┌──
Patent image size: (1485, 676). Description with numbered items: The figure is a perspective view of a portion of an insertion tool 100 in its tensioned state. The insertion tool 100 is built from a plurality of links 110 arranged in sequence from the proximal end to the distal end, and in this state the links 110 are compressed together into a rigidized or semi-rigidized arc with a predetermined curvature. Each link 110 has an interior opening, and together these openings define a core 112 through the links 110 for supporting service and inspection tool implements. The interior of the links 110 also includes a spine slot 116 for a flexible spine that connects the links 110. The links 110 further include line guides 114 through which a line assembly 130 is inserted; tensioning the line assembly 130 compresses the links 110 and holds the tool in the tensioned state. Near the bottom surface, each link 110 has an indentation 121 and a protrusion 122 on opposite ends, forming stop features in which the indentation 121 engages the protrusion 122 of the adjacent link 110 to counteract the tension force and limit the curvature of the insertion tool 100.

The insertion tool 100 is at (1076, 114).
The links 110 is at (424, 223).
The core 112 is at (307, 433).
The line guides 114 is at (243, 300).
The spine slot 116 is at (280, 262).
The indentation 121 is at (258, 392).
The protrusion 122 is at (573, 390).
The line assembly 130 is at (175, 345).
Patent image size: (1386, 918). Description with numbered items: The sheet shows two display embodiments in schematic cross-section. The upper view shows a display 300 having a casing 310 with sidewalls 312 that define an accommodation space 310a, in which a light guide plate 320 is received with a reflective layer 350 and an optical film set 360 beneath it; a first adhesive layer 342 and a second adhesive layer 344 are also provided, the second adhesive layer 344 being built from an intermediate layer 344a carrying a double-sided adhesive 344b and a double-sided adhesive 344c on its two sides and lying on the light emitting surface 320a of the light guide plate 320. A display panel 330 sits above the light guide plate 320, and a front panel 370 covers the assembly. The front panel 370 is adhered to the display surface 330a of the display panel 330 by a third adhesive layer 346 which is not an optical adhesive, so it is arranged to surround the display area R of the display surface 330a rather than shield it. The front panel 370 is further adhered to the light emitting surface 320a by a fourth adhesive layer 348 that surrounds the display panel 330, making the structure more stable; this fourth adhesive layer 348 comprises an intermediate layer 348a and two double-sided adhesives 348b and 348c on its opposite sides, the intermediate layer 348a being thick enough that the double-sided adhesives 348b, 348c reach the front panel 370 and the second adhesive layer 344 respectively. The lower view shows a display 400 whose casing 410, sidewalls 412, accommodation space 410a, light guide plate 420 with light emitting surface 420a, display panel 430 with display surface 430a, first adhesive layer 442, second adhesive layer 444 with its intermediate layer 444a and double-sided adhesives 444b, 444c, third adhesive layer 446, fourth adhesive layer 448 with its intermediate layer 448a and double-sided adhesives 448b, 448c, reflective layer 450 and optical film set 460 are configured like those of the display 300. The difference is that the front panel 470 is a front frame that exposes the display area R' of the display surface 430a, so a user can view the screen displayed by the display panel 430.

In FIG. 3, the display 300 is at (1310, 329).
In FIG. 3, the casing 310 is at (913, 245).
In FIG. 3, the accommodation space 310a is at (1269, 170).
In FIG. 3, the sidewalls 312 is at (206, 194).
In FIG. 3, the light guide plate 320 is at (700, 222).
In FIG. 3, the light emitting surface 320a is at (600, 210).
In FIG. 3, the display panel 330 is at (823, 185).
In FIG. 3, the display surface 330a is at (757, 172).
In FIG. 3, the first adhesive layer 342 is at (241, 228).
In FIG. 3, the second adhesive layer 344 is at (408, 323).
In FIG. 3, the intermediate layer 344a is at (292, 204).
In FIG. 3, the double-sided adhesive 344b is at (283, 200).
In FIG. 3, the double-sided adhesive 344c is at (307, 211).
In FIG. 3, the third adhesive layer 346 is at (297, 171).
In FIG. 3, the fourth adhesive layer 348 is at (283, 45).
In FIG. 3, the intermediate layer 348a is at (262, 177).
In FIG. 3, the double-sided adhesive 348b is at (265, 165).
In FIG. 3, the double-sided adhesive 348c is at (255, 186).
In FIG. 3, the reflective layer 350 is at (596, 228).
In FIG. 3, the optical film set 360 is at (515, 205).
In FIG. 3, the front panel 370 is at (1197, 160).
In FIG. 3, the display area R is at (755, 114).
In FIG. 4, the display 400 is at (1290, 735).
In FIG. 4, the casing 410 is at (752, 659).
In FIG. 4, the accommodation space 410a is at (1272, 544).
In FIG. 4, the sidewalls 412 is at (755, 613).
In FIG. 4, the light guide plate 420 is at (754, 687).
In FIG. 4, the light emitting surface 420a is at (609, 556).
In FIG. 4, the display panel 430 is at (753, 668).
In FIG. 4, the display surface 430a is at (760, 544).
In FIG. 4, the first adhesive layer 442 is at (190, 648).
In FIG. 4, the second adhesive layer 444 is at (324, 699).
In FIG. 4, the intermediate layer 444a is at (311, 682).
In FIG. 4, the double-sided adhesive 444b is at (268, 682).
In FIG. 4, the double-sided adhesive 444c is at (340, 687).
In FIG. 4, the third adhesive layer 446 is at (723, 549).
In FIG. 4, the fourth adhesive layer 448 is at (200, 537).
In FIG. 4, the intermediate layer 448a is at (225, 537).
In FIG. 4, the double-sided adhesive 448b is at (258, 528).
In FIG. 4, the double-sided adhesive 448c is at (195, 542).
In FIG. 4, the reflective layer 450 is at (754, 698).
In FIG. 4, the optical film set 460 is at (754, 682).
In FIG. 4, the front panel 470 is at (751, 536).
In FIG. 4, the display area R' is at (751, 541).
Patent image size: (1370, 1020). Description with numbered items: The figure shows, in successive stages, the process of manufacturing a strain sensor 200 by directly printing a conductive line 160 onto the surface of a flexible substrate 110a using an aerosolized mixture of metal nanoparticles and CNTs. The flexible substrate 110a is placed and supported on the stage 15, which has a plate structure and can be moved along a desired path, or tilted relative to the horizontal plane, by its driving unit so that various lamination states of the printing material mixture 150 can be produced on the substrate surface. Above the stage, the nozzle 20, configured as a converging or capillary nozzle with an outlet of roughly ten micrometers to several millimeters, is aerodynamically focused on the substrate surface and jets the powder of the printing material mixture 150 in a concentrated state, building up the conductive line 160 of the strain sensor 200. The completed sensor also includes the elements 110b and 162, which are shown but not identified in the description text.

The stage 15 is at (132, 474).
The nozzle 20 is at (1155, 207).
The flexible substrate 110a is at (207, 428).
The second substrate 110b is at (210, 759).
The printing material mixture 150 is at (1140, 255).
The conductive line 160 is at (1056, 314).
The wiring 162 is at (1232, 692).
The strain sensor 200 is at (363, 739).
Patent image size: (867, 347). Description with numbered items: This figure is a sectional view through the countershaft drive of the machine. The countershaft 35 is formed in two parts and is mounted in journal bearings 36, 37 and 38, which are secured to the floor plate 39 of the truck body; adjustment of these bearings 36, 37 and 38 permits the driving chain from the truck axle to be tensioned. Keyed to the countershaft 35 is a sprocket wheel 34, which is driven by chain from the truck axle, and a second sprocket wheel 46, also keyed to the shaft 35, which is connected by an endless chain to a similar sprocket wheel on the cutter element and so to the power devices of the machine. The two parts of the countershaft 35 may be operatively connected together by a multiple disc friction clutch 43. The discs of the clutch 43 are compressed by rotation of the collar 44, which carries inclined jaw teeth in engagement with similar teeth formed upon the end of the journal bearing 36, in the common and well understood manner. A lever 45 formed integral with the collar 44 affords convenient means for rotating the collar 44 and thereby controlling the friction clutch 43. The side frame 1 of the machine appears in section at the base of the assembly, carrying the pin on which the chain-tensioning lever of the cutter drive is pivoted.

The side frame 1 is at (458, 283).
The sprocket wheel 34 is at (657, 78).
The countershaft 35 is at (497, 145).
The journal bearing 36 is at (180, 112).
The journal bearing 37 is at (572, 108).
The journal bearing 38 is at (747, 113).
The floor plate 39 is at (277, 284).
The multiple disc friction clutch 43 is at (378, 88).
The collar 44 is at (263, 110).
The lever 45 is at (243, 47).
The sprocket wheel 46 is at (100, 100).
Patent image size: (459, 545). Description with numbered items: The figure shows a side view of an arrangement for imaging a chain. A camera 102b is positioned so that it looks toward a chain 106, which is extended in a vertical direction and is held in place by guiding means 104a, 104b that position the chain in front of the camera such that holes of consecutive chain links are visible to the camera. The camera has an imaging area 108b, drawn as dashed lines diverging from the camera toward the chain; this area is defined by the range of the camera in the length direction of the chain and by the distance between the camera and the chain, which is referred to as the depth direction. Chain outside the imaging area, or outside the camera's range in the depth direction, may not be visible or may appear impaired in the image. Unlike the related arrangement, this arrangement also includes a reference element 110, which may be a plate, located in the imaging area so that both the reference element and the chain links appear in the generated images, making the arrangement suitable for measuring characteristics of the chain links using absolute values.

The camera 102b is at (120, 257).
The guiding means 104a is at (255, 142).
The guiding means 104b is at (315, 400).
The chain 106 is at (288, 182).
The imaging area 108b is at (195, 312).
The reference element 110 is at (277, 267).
└──
Your task - Extract every line from the entries above that contains the word "camera". Case counts.

Written solution -
Patent image size: (459, 545). Description with numbered items: The figure shows a side view of an arrangement for imaging a chain. A camera 102b is positioned so that it looks toward a chain 106, which is extended in a vertical direction and is held in place by guiding means 104a, 104b that position the chain in front of the camera such that holes of consecutive chain links are visible to the camera. The camera has an imaging area 108b, drawn as dashed lines diverging from the camera toward the chain; this area is defined by the range of the camera in the length direction of the chain and by the distance between the camera and the chain, which is referred to as the depth direction. Chain outside the imaging area, or outside the camera's range in the depth direction, may not be visible or may appear impaired in the image. Unlike the related arrangement, this arrangement also includes a reference element 110, which may be a plate, located in the imaging area so that both the reference element and the chain links appear in the generated images, making the arrangement suitable for measuring characteristics of the chain links using absolute values.
The camera 102b is at (120, 257).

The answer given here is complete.